- _TASK BRIEF_
Reproduce the following lines word for word, leaving nothing out and changing nothing.

- _STORED DATA_
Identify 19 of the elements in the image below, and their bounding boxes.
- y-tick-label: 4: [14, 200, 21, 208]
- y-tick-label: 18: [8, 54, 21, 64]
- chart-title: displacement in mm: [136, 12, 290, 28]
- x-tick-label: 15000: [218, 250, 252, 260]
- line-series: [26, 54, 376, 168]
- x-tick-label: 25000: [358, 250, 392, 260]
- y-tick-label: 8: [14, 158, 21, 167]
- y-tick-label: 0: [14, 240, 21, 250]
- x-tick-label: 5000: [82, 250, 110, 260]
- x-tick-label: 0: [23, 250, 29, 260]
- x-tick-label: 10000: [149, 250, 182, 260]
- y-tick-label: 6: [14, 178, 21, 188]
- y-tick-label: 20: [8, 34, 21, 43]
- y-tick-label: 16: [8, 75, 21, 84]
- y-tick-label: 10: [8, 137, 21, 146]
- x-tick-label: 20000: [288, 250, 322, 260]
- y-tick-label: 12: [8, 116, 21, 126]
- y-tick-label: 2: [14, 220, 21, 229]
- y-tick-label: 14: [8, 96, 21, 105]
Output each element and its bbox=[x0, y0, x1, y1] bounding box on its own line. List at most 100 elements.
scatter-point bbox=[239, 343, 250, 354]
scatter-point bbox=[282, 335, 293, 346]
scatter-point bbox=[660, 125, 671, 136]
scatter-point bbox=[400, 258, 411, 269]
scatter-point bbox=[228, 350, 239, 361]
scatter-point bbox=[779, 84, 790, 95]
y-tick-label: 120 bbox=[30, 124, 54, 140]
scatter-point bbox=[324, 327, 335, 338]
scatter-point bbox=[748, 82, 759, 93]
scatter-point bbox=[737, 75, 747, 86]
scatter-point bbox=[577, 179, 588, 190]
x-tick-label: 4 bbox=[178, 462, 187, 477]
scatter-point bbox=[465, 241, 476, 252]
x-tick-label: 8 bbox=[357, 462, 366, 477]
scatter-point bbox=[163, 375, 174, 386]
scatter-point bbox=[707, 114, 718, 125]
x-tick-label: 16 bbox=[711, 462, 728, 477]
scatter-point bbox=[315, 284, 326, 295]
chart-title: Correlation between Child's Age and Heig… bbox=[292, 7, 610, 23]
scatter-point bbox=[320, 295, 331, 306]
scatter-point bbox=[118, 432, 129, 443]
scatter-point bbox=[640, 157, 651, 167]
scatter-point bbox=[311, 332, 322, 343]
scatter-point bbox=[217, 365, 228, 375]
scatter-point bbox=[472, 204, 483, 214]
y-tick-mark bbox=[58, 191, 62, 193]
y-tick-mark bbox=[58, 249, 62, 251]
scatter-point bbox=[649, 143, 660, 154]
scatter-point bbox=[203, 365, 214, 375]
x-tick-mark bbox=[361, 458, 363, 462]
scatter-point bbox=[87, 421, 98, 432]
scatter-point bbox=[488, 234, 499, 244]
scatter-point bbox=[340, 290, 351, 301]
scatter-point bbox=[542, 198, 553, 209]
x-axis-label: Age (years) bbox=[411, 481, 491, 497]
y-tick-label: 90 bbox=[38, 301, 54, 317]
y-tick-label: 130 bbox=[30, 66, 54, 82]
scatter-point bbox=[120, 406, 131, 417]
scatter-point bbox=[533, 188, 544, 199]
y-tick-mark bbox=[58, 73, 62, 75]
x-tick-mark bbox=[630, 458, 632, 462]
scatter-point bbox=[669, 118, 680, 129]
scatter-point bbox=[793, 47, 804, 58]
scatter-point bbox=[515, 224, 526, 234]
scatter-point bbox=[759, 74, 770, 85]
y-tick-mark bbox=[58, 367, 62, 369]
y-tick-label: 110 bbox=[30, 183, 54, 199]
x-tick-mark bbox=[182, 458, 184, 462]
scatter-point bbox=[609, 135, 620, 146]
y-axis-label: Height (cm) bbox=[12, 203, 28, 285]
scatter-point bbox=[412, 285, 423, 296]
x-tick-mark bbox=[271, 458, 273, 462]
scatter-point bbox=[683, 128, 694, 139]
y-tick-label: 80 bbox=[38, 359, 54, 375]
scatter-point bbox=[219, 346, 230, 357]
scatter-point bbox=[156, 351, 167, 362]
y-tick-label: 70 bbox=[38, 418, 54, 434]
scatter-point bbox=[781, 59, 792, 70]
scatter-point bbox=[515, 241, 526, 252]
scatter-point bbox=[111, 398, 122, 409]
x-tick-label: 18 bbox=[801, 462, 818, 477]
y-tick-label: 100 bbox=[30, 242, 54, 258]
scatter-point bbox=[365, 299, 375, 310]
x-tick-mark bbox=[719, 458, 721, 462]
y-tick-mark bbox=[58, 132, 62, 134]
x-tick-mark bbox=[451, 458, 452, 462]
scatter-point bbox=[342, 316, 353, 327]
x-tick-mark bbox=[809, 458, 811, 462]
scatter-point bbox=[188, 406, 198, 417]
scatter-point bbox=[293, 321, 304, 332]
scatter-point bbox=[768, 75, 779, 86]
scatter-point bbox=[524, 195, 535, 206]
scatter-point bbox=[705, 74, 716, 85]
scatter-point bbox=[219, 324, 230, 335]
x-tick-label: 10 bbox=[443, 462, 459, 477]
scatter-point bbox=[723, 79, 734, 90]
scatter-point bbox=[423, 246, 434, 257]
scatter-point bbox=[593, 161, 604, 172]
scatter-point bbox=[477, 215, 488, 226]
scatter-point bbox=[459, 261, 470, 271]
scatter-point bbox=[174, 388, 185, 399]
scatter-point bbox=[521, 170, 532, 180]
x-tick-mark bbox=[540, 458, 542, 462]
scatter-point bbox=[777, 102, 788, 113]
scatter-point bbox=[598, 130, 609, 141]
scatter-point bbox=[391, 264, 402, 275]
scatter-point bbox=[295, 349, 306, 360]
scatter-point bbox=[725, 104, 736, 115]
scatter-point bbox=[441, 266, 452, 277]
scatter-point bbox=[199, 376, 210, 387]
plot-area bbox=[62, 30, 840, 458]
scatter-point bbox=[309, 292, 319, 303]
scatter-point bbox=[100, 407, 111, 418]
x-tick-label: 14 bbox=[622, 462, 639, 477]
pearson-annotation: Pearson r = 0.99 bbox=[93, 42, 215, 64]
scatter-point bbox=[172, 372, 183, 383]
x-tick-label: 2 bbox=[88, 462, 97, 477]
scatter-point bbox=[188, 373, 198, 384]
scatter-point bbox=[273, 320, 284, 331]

- _CORRECT ANSWER_
Identify 19 of the elements in the image below, and their bounding boxes.
- y-tick-label: 4: [14, 200, 21, 208]
- y-tick-label: 18: [8, 54, 21, 64]
- chart-title: displacement in mm: [136, 12, 290, 28]
- x-tick-label: 15000: [218, 250, 252, 260]
- line-series: [26, 54, 376, 168]
- x-tick-label: 25000: [358, 250, 392, 260]
- y-tick-label: 8: [14, 158, 21, 167]
- y-tick-label: 0: [14, 240, 21, 250]
- x-tick-label: 5000: [82, 250, 110, 260]
- x-tick-label: 0: [23, 250, 29, 260]
- x-tick-label: 10000: [149, 250, 182, 260]
- y-tick-label: 6: [14, 178, 21, 188]
- y-tick-label: 20: [8, 34, 21, 43]
- y-tick-label: 16: [8, 75, 21, 84]
- y-tick-label: 10: [8, 137, 21, 146]
- x-tick-label: 20000: [288, 250, 322, 260]
- y-tick-label: 12: [8, 116, 21, 126]
- y-tick-label: 2: [14, 220, 21, 229]
- y-tick-label: 14: [8, 96, 21, 105]
Output each element and its bbox=[x0, y0, x1, y1] bounding box on its own line. List at most 100 elements.
scatter-point bbox=[239, 343, 250, 354]
scatter-point bbox=[282, 335, 293, 346]
scatter-point bbox=[660, 125, 671, 136]
scatter-point bbox=[400, 258, 411, 269]
scatter-point bbox=[228, 350, 239, 361]
scatter-point bbox=[779, 84, 790, 95]
y-tick-label: 120 bbox=[30, 124, 54, 140]
scatter-point bbox=[324, 327, 335, 338]
scatter-point bbox=[748, 82, 759, 93]
scatter-point bbox=[737, 75, 747, 86]
scatter-point bbox=[577, 179, 588, 190]
x-tick-label: 4 bbox=[178, 462, 187, 477]
scatter-point bbox=[465, 241, 476, 252]
x-tick-label: 8 bbox=[357, 462, 366, 477]
scatter-point bbox=[163, 375, 174, 386]
scatter-point bbox=[707, 114, 718, 125]
x-tick-label: 16 bbox=[711, 462, 728, 477]
scatter-point bbox=[315, 284, 326, 295]
chart-title: Correlation between Child's Age and Heig… bbox=[292, 7, 610, 23]
scatter-point bbox=[320, 295, 331, 306]
scatter-point bbox=[118, 432, 129, 443]
scatter-point bbox=[640, 157, 651, 167]
scatter-point bbox=[311, 332, 322, 343]
scatter-point bbox=[217, 365, 228, 375]
scatter-point bbox=[472, 204, 483, 214]
y-tick-mark bbox=[58, 191, 62, 193]
y-tick-mark bbox=[58, 249, 62, 251]
scatter-point bbox=[649, 143, 660, 154]
scatter-point bbox=[203, 365, 214, 375]
x-tick-mark bbox=[361, 458, 363, 462]
scatter-point bbox=[87, 421, 98, 432]
scatter-point bbox=[488, 234, 499, 244]
scatter-point bbox=[340, 290, 351, 301]
scatter-point bbox=[542, 198, 553, 209]
x-axis-label: Age (years) bbox=[411, 481, 491, 497]
y-tick-label: 90 bbox=[38, 301, 54, 317]
y-tick-label: 130 bbox=[30, 66, 54, 82]
scatter-point bbox=[120, 406, 131, 417]
scatter-point bbox=[533, 188, 544, 199]
y-tick-mark bbox=[58, 73, 62, 75]
x-tick-mark bbox=[630, 458, 632, 462]
scatter-point bbox=[669, 118, 680, 129]
scatter-point bbox=[793, 47, 804, 58]
scatter-point bbox=[515, 224, 526, 234]
scatter-point bbox=[759, 74, 770, 85]
y-tick-mark bbox=[58, 367, 62, 369]
y-tick-label: 110 bbox=[30, 183, 54, 199]
x-tick-mark bbox=[182, 458, 184, 462]
scatter-point bbox=[609, 135, 620, 146]
y-axis-label: Height (cm) bbox=[12, 203, 28, 285]
scatter-point bbox=[412, 285, 423, 296]
x-tick-mark bbox=[271, 458, 273, 462]
scatter-point bbox=[683, 128, 694, 139]
y-tick-label: 80 bbox=[38, 359, 54, 375]
scatter-point bbox=[219, 346, 230, 357]
scatter-point bbox=[156, 351, 167, 362]
y-tick-label: 70 bbox=[38, 418, 54, 434]
scatter-point bbox=[781, 59, 792, 70]
scatter-point bbox=[515, 241, 526, 252]
scatter-point bbox=[111, 398, 122, 409]
x-tick-label: 18 bbox=[801, 462, 818, 477]
y-tick-label: 100 bbox=[30, 242, 54, 258]
scatter-point bbox=[365, 299, 375, 310]
x-tick-mark bbox=[719, 458, 721, 462]
y-tick-mark bbox=[58, 132, 62, 134]
x-tick-mark bbox=[451, 458, 452, 462]
scatter-point bbox=[342, 316, 353, 327]
x-tick-mark bbox=[809, 458, 811, 462]
scatter-point bbox=[188, 406, 198, 417]
scatter-point bbox=[293, 321, 304, 332]
scatter-point bbox=[768, 75, 779, 86]
scatter-point bbox=[524, 195, 535, 206]
scatter-point bbox=[705, 74, 716, 85]
scatter-point bbox=[219, 324, 230, 335]
x-tick-label: 10 bbox=[443, 462, 459, 477]
scatter-point bbox=[723, 79, 734, 90]
scatter-point bbox=[423, 246, 434, 257]
scatter-point bbox=[593, 161, 604, 172]
scatter-point bbox=[477, 215, 488, 226]
scatter-point bbox=[459, 261, 470, 271]
scatter-point bbox=[174, 388, 185, 399]
scatter-point bbox=[521, 170, 532, 180]
x-tick-mark bbox=[540, 458, 542, 462]
scatter-point bbox=[777, 102, 788, 113]
scatter-point bbox=[598, 130, 609, 141]
scatter-point bbox=[391, 264, 402, 275]
scatter-point bbox=[295, 349, 306, 360]
scatter-point bbox=[725, 104, 736, 115]
scatter-point bbox=[441, 266, 452, 277]
scatter-point bbox=[199, 376, 210, 387]
plot-area bbox=[62, 30, 840, 458]
scatter-point bbox=[309, 292, 319, 303]
scatter-point bbox=[100, 407, 111, 418]
x-tick-label: 14 bbox=[622, 462, 639, 477]
pearson-annotation: Pearson r = 0.99 bbox=[93, 42, 215, 64]
scatter-point bbox=[172, 372, 183, 383]
x-tick-label: 2 bbox=[88, 462, 97, 477]
scatter-point bbox=[188, 373, 198, 384]
scatter-point bbox=[273, 320, 284, 331]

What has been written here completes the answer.